Problem details:
Keep only the lines where "Verein" appears.

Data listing
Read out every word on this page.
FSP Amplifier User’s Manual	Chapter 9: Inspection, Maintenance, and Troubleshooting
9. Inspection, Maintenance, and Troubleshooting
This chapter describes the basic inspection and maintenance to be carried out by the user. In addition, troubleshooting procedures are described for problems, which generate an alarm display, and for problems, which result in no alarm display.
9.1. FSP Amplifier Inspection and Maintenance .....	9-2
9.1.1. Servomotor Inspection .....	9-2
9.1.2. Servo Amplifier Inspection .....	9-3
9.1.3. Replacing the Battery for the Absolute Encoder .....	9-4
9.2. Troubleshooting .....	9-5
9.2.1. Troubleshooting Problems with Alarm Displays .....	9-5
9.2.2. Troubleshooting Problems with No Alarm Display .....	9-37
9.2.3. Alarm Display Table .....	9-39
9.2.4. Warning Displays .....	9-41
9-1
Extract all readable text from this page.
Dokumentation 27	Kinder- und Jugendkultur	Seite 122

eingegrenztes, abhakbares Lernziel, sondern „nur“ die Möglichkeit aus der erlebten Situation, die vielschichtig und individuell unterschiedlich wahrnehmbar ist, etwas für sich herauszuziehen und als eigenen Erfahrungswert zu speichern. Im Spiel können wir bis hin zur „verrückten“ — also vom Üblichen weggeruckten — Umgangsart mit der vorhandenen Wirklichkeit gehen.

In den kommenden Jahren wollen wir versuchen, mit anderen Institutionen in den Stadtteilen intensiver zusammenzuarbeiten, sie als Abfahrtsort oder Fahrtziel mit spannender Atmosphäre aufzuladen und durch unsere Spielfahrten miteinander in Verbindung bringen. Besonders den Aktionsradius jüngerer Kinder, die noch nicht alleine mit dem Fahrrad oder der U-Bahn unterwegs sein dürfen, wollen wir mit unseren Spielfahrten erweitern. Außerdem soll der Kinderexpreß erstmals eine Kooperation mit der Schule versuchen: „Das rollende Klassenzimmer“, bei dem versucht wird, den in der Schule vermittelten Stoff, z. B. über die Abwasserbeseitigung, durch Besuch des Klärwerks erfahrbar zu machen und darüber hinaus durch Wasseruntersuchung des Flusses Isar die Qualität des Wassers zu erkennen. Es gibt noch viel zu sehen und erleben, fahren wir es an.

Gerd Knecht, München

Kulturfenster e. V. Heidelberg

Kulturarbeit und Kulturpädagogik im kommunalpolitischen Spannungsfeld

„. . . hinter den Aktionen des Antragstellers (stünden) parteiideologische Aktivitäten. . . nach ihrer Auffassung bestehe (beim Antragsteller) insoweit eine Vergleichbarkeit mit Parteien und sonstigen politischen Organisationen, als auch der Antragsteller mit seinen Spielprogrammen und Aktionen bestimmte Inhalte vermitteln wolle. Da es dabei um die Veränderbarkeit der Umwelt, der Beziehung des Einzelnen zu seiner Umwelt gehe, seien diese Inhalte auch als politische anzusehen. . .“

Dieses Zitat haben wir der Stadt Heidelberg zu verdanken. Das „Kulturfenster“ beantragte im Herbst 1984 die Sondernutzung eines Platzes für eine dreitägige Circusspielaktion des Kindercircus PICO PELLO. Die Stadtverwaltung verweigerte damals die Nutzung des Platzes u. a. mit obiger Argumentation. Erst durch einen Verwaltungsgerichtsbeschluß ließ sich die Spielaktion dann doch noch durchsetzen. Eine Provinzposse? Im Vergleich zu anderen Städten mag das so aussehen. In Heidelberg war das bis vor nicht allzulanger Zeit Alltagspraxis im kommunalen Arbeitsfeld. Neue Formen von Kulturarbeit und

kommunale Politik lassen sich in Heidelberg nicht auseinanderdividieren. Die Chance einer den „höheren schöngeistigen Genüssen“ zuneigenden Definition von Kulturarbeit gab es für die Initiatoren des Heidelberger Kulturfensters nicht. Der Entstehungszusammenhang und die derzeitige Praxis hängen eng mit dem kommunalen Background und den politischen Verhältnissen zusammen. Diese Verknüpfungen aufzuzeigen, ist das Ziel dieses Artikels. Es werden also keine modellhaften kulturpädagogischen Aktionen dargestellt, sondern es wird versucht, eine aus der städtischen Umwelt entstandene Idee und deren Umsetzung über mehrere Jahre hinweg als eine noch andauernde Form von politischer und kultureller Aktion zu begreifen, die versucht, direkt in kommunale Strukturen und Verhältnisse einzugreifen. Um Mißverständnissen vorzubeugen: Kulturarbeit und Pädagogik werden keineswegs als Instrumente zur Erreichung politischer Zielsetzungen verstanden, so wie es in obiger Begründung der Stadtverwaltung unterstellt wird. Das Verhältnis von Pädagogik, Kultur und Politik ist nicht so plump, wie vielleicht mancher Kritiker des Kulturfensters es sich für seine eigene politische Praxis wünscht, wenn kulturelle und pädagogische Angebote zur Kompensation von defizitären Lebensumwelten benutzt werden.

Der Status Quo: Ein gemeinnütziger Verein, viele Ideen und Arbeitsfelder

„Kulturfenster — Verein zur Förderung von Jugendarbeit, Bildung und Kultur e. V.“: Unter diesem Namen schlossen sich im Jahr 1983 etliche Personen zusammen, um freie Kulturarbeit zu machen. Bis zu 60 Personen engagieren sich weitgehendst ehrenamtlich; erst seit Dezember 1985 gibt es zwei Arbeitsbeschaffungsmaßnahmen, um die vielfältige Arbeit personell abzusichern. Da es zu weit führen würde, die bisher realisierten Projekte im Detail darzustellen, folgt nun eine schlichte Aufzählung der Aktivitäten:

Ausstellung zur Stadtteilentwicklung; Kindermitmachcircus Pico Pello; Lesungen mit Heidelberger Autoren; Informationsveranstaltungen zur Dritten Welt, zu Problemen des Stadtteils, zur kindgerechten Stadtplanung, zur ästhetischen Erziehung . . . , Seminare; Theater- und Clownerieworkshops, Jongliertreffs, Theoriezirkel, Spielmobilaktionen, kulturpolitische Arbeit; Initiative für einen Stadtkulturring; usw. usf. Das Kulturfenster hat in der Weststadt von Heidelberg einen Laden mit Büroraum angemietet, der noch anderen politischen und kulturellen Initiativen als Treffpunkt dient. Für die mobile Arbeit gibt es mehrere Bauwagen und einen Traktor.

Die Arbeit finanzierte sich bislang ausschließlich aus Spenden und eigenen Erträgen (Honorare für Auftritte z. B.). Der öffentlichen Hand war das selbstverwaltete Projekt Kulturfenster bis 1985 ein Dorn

Complete response:
Der Status Quo: Ein gemeinnütziger Verein, viele Ideen und Arbeitsfelder
„Kulturfenster — Verein zur Förderung von Jugendarbeit, Bildung und Kultur e. V.“: Unter diesem Namen schlossen sich im Jahr 1983 etliche Personen zusammen, um freie Kulturarbeit zu machen. Bis zu 60 Personen engagieren sich weitgehendst ehrenamtlich; erst seit Dezember 1985 gibt es zwei Arbeitsbeschaffungsmaßnahmen, um die vielfältige Arbeit personell abzusichern. Da es zu weit führen würde, die bisher realisierten Projekte im Detail darzustellen, folgt nun eine schlichte Aufzählung der Aktivitäten:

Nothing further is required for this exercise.